— Exercise prompt —
Copy out the records word for word, starting at their first line and ending with the line that contains "legend-swatch (777, 149, 786, 158)", both included.

— Data for the task —
--- Begin ---

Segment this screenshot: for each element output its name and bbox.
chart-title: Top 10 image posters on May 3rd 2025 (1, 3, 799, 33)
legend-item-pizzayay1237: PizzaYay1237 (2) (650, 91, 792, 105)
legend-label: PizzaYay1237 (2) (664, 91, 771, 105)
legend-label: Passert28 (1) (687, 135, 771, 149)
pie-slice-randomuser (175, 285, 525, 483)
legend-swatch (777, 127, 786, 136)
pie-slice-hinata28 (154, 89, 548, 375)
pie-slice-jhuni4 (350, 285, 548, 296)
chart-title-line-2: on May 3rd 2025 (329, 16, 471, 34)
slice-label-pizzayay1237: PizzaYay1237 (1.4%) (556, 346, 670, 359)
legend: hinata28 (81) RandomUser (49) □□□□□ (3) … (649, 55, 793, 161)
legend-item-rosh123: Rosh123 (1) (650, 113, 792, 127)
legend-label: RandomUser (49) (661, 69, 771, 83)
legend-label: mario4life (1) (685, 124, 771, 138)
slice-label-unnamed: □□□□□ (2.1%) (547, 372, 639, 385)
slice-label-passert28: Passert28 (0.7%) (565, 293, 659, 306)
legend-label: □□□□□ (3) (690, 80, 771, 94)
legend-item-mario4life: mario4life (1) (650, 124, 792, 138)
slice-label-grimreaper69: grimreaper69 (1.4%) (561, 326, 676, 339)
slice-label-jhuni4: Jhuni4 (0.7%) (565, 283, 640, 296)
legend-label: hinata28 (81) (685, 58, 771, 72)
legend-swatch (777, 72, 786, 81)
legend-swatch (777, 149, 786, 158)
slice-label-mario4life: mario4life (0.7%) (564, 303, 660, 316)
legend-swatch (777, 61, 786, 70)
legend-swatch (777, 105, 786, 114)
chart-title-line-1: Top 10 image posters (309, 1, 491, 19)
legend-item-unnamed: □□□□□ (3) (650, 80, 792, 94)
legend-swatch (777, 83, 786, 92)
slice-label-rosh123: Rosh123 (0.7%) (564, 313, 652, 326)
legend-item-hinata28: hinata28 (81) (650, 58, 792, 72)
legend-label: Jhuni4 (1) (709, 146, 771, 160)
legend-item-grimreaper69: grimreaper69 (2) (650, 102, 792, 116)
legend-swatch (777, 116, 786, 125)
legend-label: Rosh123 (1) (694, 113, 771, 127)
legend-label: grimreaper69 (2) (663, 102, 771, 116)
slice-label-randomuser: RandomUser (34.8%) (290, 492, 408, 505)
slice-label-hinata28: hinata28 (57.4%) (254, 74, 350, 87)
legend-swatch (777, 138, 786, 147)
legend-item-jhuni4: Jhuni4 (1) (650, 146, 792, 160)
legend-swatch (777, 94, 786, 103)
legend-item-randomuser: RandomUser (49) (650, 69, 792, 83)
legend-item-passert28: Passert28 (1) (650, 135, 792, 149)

--- End ---

— Exercise output —
Segment this screenshot: for each element output its name and bbox.
chart-title: Top 10 image posters on May 3rd 2025 (1, 3, 799, 33)
legend-item-pizzayay1237: PizzaYay1237 (2) (650, 91, 792, 105)
legend-label: PizzaYay1237 (2) (664, 91, 771, 105)
legend-label: Passert28 (1) (687, 135, 771, 149)
pie-slice-randomuser (175, 285, 525, 483)
legend-swatch (777, 127, 786, 136)
pie-slice-hinata28 (154, 89, 548, 375)
pie-slice-jhuni4 (350, 285, 548, 296)
chart-title-line-2: on May 3rd 2025 (329, 16, 471, 34)
slice-label-pizzayay1237: PizzaYay1237 (1.4%) (556, 346, 670, 359)
legend: hinata28 (81) RandomUser (49) □□□□□ (3) … (649, 55, 793, 161)
legend-item-rosh123: Rosh123 (1) (650, 113, 792, 127)
legend-label: RandomUser (49) (661, 69, 771, 83)
legend-label: mario4life (1) (685, 124, 771, 138)
slice-label-unnamed: □□□□□ (2.1%) (547, 372, 639, 385)
slice-label-passert28: Passert28 (0.7%) (565, 293, 659, 306)
legend-label: □□□□□ (3) (690, 80, 771, 94)
legend-item-mario4life: mario4life (1) (650, 124, 792, 138)
slice-label-grimreaper69: grimreaper69 (1.4%) (561, 326, 676, 339)
slice-label-jhuni4: Jhuni4 (0.7%) (565, 283, 640, 296)
legend-label: hinata28 (81) (685, 58, 771, 72)
legend-swatch (777, 72, 786, 81)
legend-swatch (777, 149, 786, 158)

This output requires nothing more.